STATED PROBLEM: Below is a listing to transcribe in full and exactly; keep the pictures out.

::: DATA TO USE

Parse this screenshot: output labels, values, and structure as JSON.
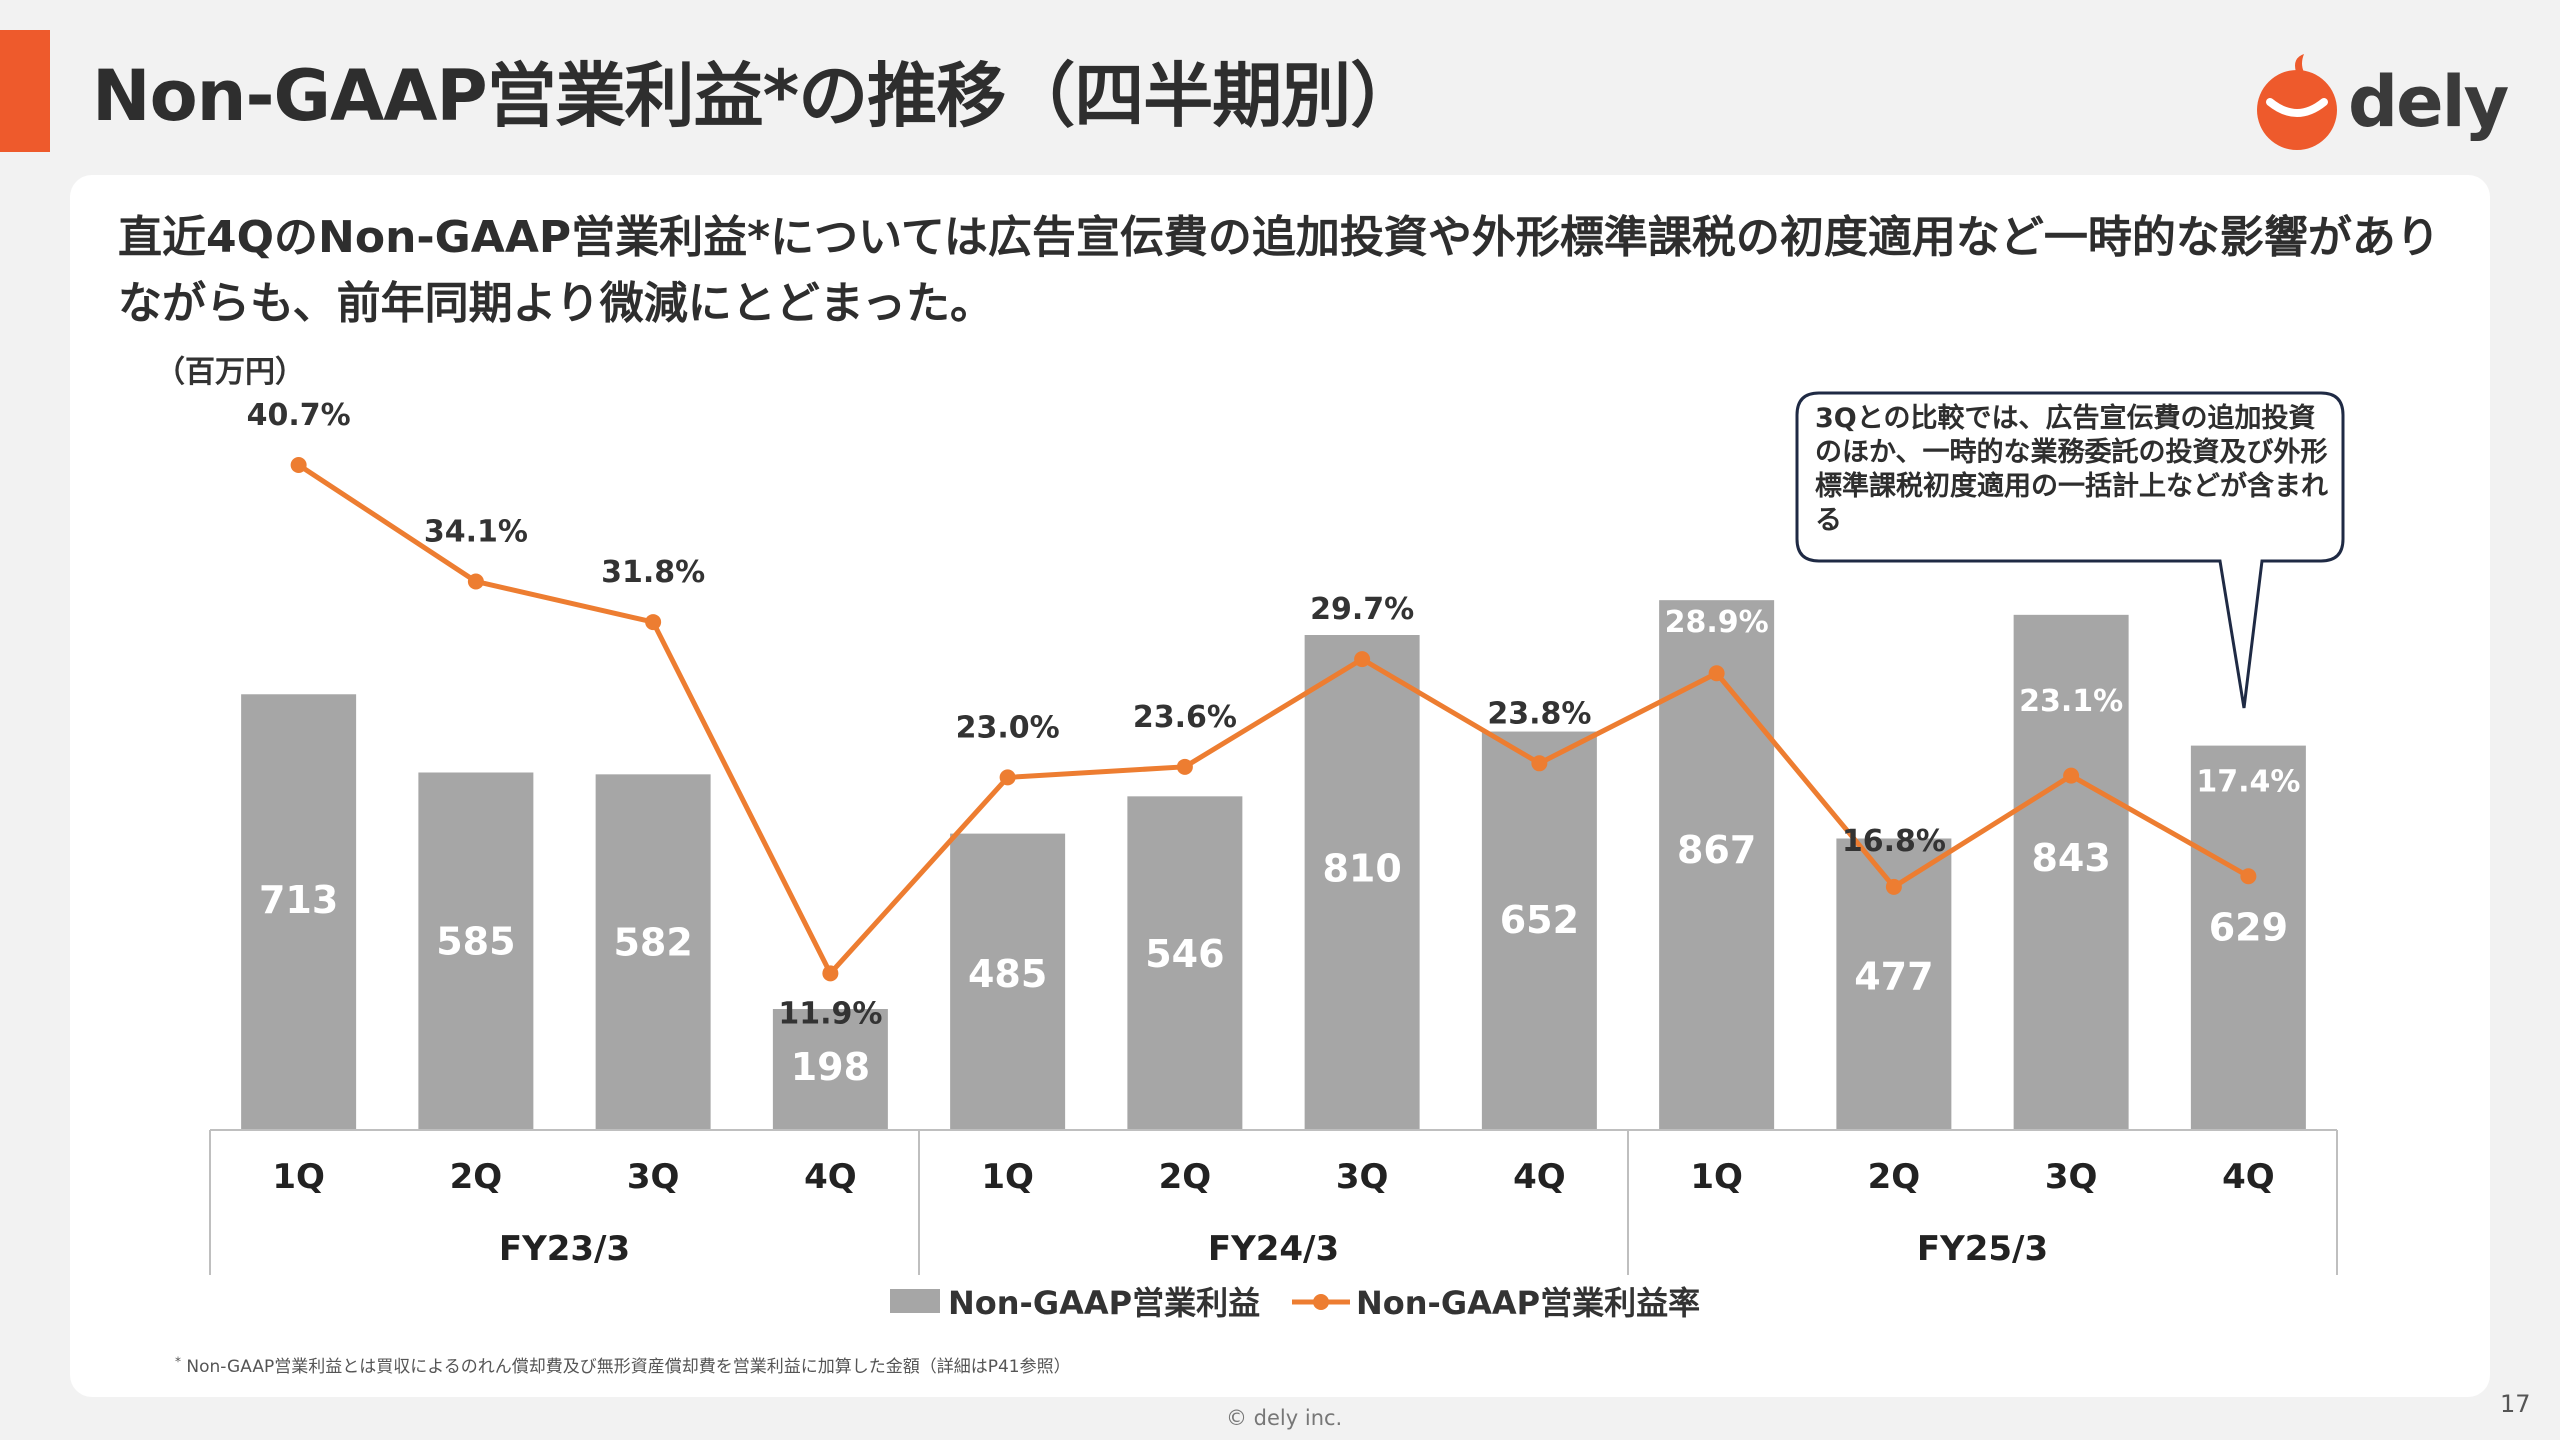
{
  "header": {
    "title": "Non-GAAP営業利益*の推移（四半期別）",
    "logo_text": "dely",
    "accent_color": "#ee5a2c"
  },
  "headline": "直近4QのNon-GAAP営業利益*については広告宣伝費の追加投資や外形標準課税の初度適用など一時的な影響がありながらも、前年同期より微減にとどまった。",
  "callout": "3Qとの比較では、広告宣伝費の追加投資のほか、一時的な業務委託の投資及び外形標準課税初度適用の一括計上などが含まれる",
  "chart_data": {
    "type": "bar",
    "unit_label": "（百万円）",
    "categories": [
      "1Q",
      "2Q",
      "3Q",
      "4Q",
      "1Q",
      "2Q",
      "3Q",
      "4Q",
      "1Q",
      "2Q",
      "3Q",
      "4Q"
    ],
    "groups": [
      {
        "label": "FY23/3",
        "span": 4
      },
      {
        "label": "FY24/3",
        "span": 4
      },
      {
        "label": "FY25/3",
        "span": 4
      }
    ],
    "series": [
      {
        "name": "Non-GAAP営業利益",
        "kind": "bar",
        "color": "#a6a6a6",
        "values": [
          713,
          585,
          582,
          198,
          485,
          546,
          810,
          652,
          867,
          477,
          843,
          629
        ],
        "labels": [
          "713",
          "585",
          "582",
          "198",
          "485",
          "546",
          "810",
          "652",
          "867",
          "477",
          "843",
          "629"
        ]
      },
      {
        "name": "Non-GAAP営業利益率",
        "kind": "line",
        "color": "#ed7d31",
        "values": [
          40.7,
          34.1,
          31.8,
          11.9,
          23.0,
          23.6,
          29.7,
          23.8,
          28.9,
          16.8,
          23.1,
          17.4
        ],
        "labels": [
          "40.7%",
          "34.1%",
          "31.8%",
          "11.9%",
          "23.0%",
          "23.6%",
          "29.7%",
          "23.8%",
          "28.9%",
          "16.8%",
          "23.1%",
          "17.4%"
        ]
      }
    ],
    "bar_ylim": [
      0,
      910
    ],
    "line_ylim": [
      7,
      48
    ],
    "legend_position": "bottom",
    "grid": false
  },
  "footnote": {
    "mark": "*",
    "text": "Non-GAAP営業利益とは買収によるのれん償却費及び無形資産償却費を営業利益に加算した金額（詳細はP41参照）"
  },
  "footer": {
    "copyright": "© dely inc.",
    "page_number": "17"
  }
}
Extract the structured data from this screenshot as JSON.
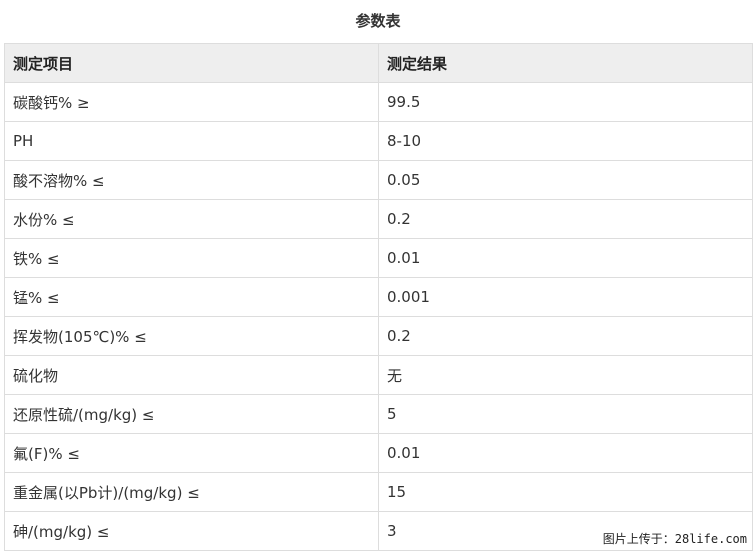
{
  "title": "参数表",
  "table": {
    "headers": [
      "测定项目",
      "测定结果"
    ],
    "rows": [
      [
        "碳酸钙% ≥",
        "99.5"
      ],
      [
        "PH",
        "8-10"
      ],
      [
        "酸不溶物% ≤",
        "0.05"
      ],
      [
        "水份% ≤",
        "0.2"
      ],
      [
        "铁% ≤",
        "0.01"
      ],
      [
        "锰% ≤",
        "0.001"
      ],
      [
        "挥发物(105℃)% ≤",
        "0.2"
      ],
      [
        "硫化物",
        "无"
      ],
      [
        "还原性硫/(mg/kg) ≤",
        "5"
      ],
      [
        "氟(F)% ≤",
        "0.01"
      ],
      [
        "重金属(以Pb计)/(mg/kg) ≤",
        "15"
      ],
      [
        "砷/(mg/kg) ≤",
        "3"
      ]
    ]
  },
  "watermark": "图片上传于：28life.com"
}
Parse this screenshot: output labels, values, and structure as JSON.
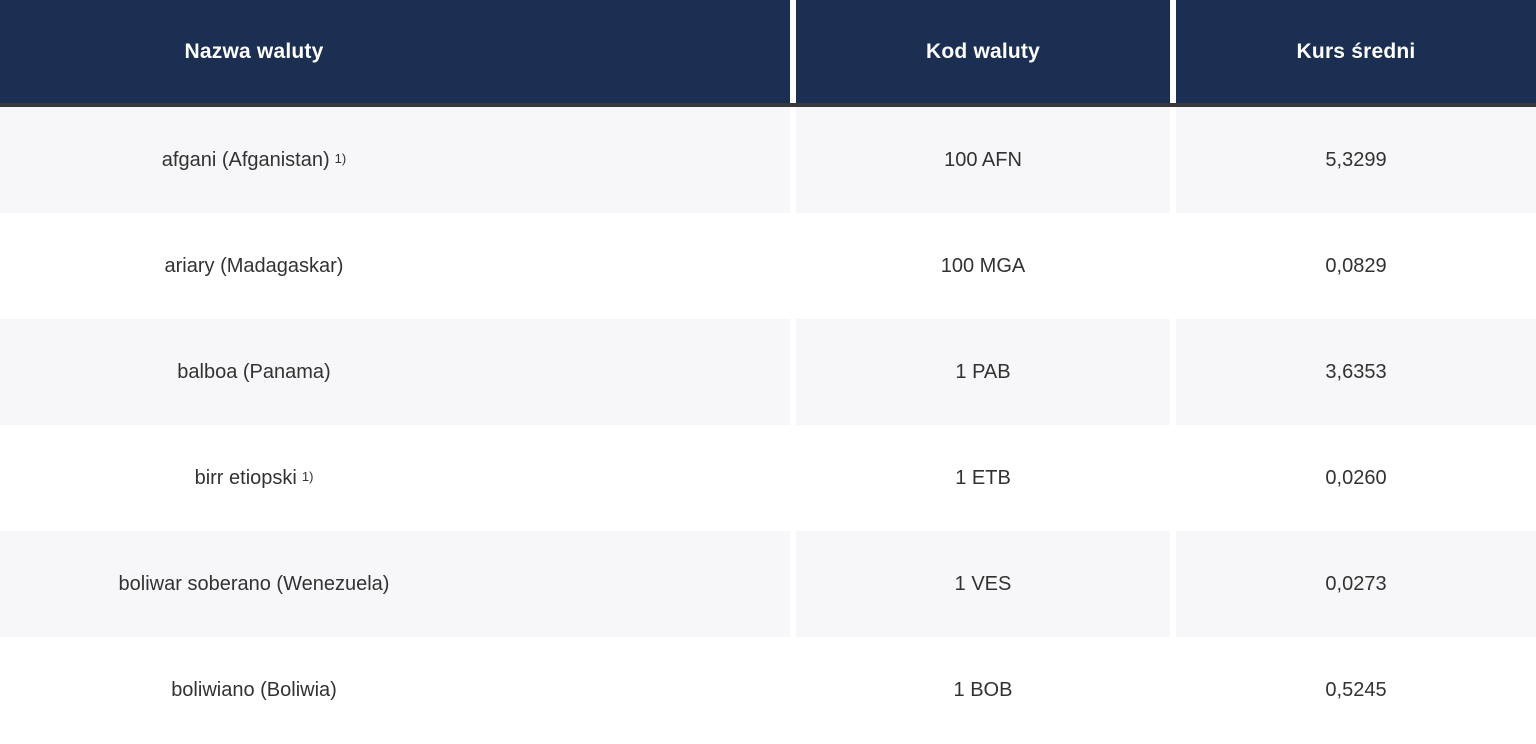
{
  "table": {
    "columns": [
      {
        "label": "Nazwa waluty"
      },
      {
        "label": "Kod waluty"
      },
      {
        "label": "Kurs średni"
      }
    ],
    "rows": [
      {
        "name": "afgani (Afganistan)",
        "footnote": "1)",
        "code": "100 AFN",
        "rate": "5,3299"
      },
      {
        "name": "ariary (Madagaskar)",
        "footnote": "",
        "code": "100 MGA",
        "rate": "0,0829"
      },
      {
        "name": "balboa (Panama)",
        "footnote": "",
        "code": "1 PAB",
        "rate": "3,6353"
      },
      {
        "name": "birr etiopski",
        "footnote": "1)",
        "code": "1 ETB",
        "rate": "0,0260"
      },
      {
        "name": "boliwar soberano (Wenezuela)",
        "footnote": "",
        "code": "1 VES",
        "rate": "0,0273"
      },
      {
        "name": "boliwiano (Boliwia)",
        "footnote": "",
        "code": "1 BOB",
        "rate": "0,5245"
      }
    ]
  },
  "colors": {
    "header_bg": "#1a2f52",
    "header_border": "#37393b",
    "header_text": "#ffffff",
    "row_alt_bg": "#f7f6f8",
    "row_bg": "#ffffff",
    "body_text": "#323232",
    "column_gap": "#ffffff"
  }
}
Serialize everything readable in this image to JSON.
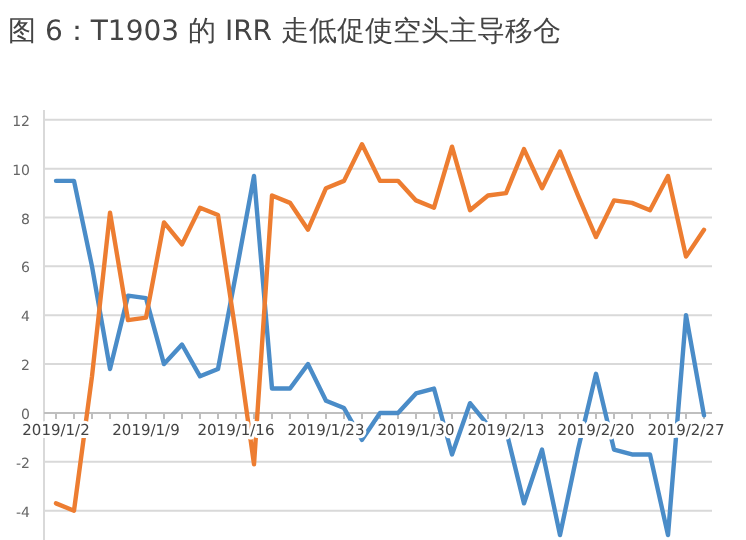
{
  "chart_data": {
    "type": "line",
    "title": "图 6：T1903 的 IRR 走低促使空头主导移仓",
    "categories": [
      "2019/1/2",
      null,
      null,
      null,
      null,
      "2019/1/9",
      null,
      null,
      null,
      null,
      "2019/1/16",
      null,
      null,
      null,
      null,
      "2019/1/23",
      null,
      null,
      null,
      null,
      "2019/1/30",
      null,
      null,
      null,
      null,
      "2019/2/13",
      null,
      null,
      null,
      null,
      "2019/2/20",
      null,
      null,
      null,
      null,
      "2019/2/27",
      null
    ],
    "series": [
      {
        "color": "#4a8cc8",
        "values": [
          9.5,
          9.5,
          6.0,
          1.8,
          4.8,
          4.7,
          2.0,
          2.8,
          1.5,
          1.8,
          5.7,
          9.7,
          1.0,
          1.0,
          2.0,
          0.5,
          0.2,
          -1.1,
          0.0,
          0.0,
          0.8,
          1.0,
          -1.7,
          0.4,
          -0.5,
          -0.7,
          -3.7,
          -1.5,
          -5.0,
          -1.5,
          1.6,
          -1.5,
          -1.7,
          -1.7,
          -5.0,
          4.0,
          -0.1
        ]
      },
      {
        "color": "#ed7d31",
        "values": [
          -3.7,
          -4.0,
          1.5,
          8.2,
          3.8,
          3.9,
          7.8,
          6.9,
          8.4,
          8.1,
          3.2,
          -2.1,
          8.9,
          8.6,
          7.5,
          9.2,
          9.5,
          11.0,
          9.5,
          9.5,
          8.7,
          8.4,
          10.9,
          8.3,
          8.9,
          9.0,
          10.8,
          9.2,
          10.7,
          8.9,
          7.2,
          8.7,
          8.6,
          8.3,
          9.7,
          6.4,
          7.5
        ]
      }
    ],
    "ylim": [
      -5.2,
      12.4
    ],
    "yticks": [
      -4,
      -2,
      0,
      2,
      4,
      6,
      8,
      10,
      12
    ],
    "grid": "y",
    "marker": "none",
    "line_style": "solid"
  }
}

::::::

WRITTEN ANSWER:
Parse this screenshot: output labels, values, and structure as JSON.
{
  "header": {
    "title": "Non-GAAP営業利益*の推移（四半期別）",
    "logo_text": "dely",
    "accent_color": "#ee5a2c"
  },
  "headline": "直近4QのNon-GAAP営業利益*については広告宣伝費の追加投資や外形標準課税の初度適用など一時的な影響がありながらも、前年同期より微減にとどまった。",
  "callout": "3Qとの比較では、広告宣伝費の追加投資のほか、一時的な業務委託の投資及び外形標準課税初度適用の一括計上などが含まれる",
  "chart_data": {
    "type": "bar",
    "unit_label": "（百万円）",
    "categories": [
      "1Q",
      "2Q",
      "3Q",
      "4Q",
      "1Q",
      "2Q",
      "3Q",
      "4Q",
      "1Q",
      "2Q",
      "3Q",
      "4Q"
    ],
    "groups": [
      {
        "label": "FY23/3",
        "span": 4
      },
      {
        "label": "FY24/3",
        "span": 4
      },
      {
        "label": "FY25/3",
        "span": 4
      }
    ],
    "series": [
      {
        "name": "Non-GAAP営業利益",
        "kind": "bar",
        "color": "#a6a6a6",
        "values": [
          713,
          585,
          582,
          198,
          485,
          546,
          810,
          652,
          867,
          477,
          843,
          629
        ],
        "labels": [
          "713",
          "585",
          "582",
          "198",
          "485",
          "546",
          "810",
          "652",
          "867",
          "477",
          "843",
          "629"
        ]
      },
      {
        "name": "Non-GAAP営業利益率",
        "kind": "line",
        "color": "#ed7d31",
        "values": [
          40.7,
          34.1,
          31.8,
          11.9,
          23.0,
          23.6,
          29.7,
          23.8,
          28.9,
          16.8,
          23.1,
          17.4
        ],
        "labels": [
          "40.7%",
          "34.1%",
          "31.8%",
          "11.9%",
          "23.0%",
          "23.6%",
          "29.7%",
          "23.8%",
          "28.9%",
          "16.8%",
          "23.1%",
          "17.4%"
        ]
      }
    ],
    "bar_ylim": [
      0,
      910
    ],
    "line_ylim": [
      7,
      48
    ],
    "legend_position": "bottom",
    "grid": false
  },
  "footnote": {
    "mark": "*",
    "text": "Non-GAAP営業利益とは買収によるのれん償却費及び無形資産償却費を営業利益に加算した金額（詳細はP41参照）"
  },
  "footer": {
    "copyright": "© dely inc.",
    "page_number": "17"
  }
}
Extract the structured data from this screenshot as JSON.
{
  "title": "参数表",
  "table": {
    "headers": [
      "测定项目",
      "测定结果"
    ],
    "rows": [
      [
        "碳酸钙% ≥",
        "99.5"
      ],
      [
        "PH",
        "8-10"
      ],
      [
        "酸不溶物% ≤",
        "0.05"
      ],
      [
        "水份% ≤",
        "0.2"
      ],
      [
        "铁% ≤",
        "0.01"
      ],
      [
        "锰% ≤",
        "0.001"
      ],
      [
        "挥发物(105℃)% ≤",
        "0.2"
      ],
      [
        "硫化物",
        "无"
      ],
      [
        "还原性硫/(mg/kg) ≤",
        "5"
      ],
      [
        "氟(F)% ≤",
        "0.01"
      ],
      [
        "重金属(以Pb计)/(mg/kg) ≤",
        "15"
      ],
      [
        "砷/(mg/kg) ≤",
        "3"
      ]
    ]
  },
  "watermark": "图片上传于：28life.com"
}
Parse this screenshot: output labels, values, and structure as JSON.
{
  "table": {
    "columns": [
      {
        "label": "Nazwa waluty"
      },
      {
        "label": "Kod waluty"
      },
      {
        "label": "Kurs średni"
      }
    ],
    "rows": [
      {
        "name": "afgani (Afganistan)",
        "footnote": "1)",
        "code": "100 AFN",
        "rate": "5,3299"
      },
      {
        "name": "ariary (Madagaskar)",
        "footnote": "",
        "code": "100 MGA",
        "rate": "0,0829"
      },
      {
        "name": "balboa (Panama)",
        "footnote": "",
        "code": "1 PAB",
        "rate": "3,6353"
      },
      {
        "name": "birr etiopski",
        "footnote": "1)",
        "code": "1 ETB",
        "rate": "0,0260"
      },
      {
        "name": "boliwar soberano (Wenezuela)",
        "footnote": "",
        "code": "1 VES",
        "rate": "0,0273"
      },
      {
        "name": "boliwiano (Boliwia)",
        "footnote": "",
        "code": "1 BOB",
        "rate": "0,5245"
      }
    ]
  },
  "colors": {
    "header_bg": "#1a2f52",
    "header_border": "#37393b",
    "header_text": "#ffffff",
    "row_alt_bg": "#f7f6f8",
    "row_bg": "#ffffff",
    "body_text": "#323232",
    "column_gap": "#ffffff"
  }
}
Serialize everything readable in this image to JSON.
{
  "chart_data": {
    "type": "line",
    "title": "图 6：T1903 的 IRR 走低促使空头主导移仓",
    "categories": [
      "2019/1/2",
      null,
      null,
      null,
      null,
      "2019/1/9",
      null,
      null,
      null,
      null,
      "2019/1/16",
      null,
      null,
      null,
      null,
      "2019/1/23",
      null,
      null,
      null,
      null,
      "2019/1/30",
      null,
      null,
      null,
      null,
      "2019/2/13",
      null,
      null,
      null,
      null,
      "2019/2/20",
      null,
      null,
      null,
      null,
      "2019/2/27",
      null
    ],
    "series": [
      {
        "color": "#4a8cc8",
        "values": [
          9.5,
          9.5,
          6.0,
          1.8,
          4.8,
          4.7,
          2.0,
          2.8,
          1.5,
          1.8,
          5.7,
          9.7,
          1.0,
          1.0,
          2.0,
          0.5,
          0.2,
          -1.1,
          0.0,
          0.0,
          0.8,
          1.0,
          -1.7,
          0.4,
          -0.5,
          -0.7,
          -3.7,
          -1.5,
          -5.0,
          -1.5,
          1.6,
          -1.5,
          -1.7,
          -1.7,
          -5.0,
          4.0,
          -0.1
        ]
      },
      {
        "color": "#ed7d31",
        "values": [
          -3.7,
          -4.0,
          1.5,
          8.2,
          3.8,
          3.9,
          7.8,
          6.9,
          8.4,
          8.1,
          3.2,
          -2.1,
          8.9,
          8.6,
          7.5,
          9.2,
          9.5,
          11.0,
          9.5,
          9.5,
          8.7,
          8.4,
          10.9,
          8.3,
          8.9,
          9.0,
          10.8,
          9.2,
          10.7,
          8.9,
          7.2,
          8.7,
          8.6,
          8.3,
          9.7,
          6.4,
          7.5
        ]
      }
    ],
    "ylim": [
      -5.2,
      12.4
    ],
    "yticks": [
      -4,
      -2,
      0,
      2,
      4,
      6,
      8,
      10,
      12
    ],
    "grid": "y",
    "marker": "none",
    "line_style": "solid"
  }
}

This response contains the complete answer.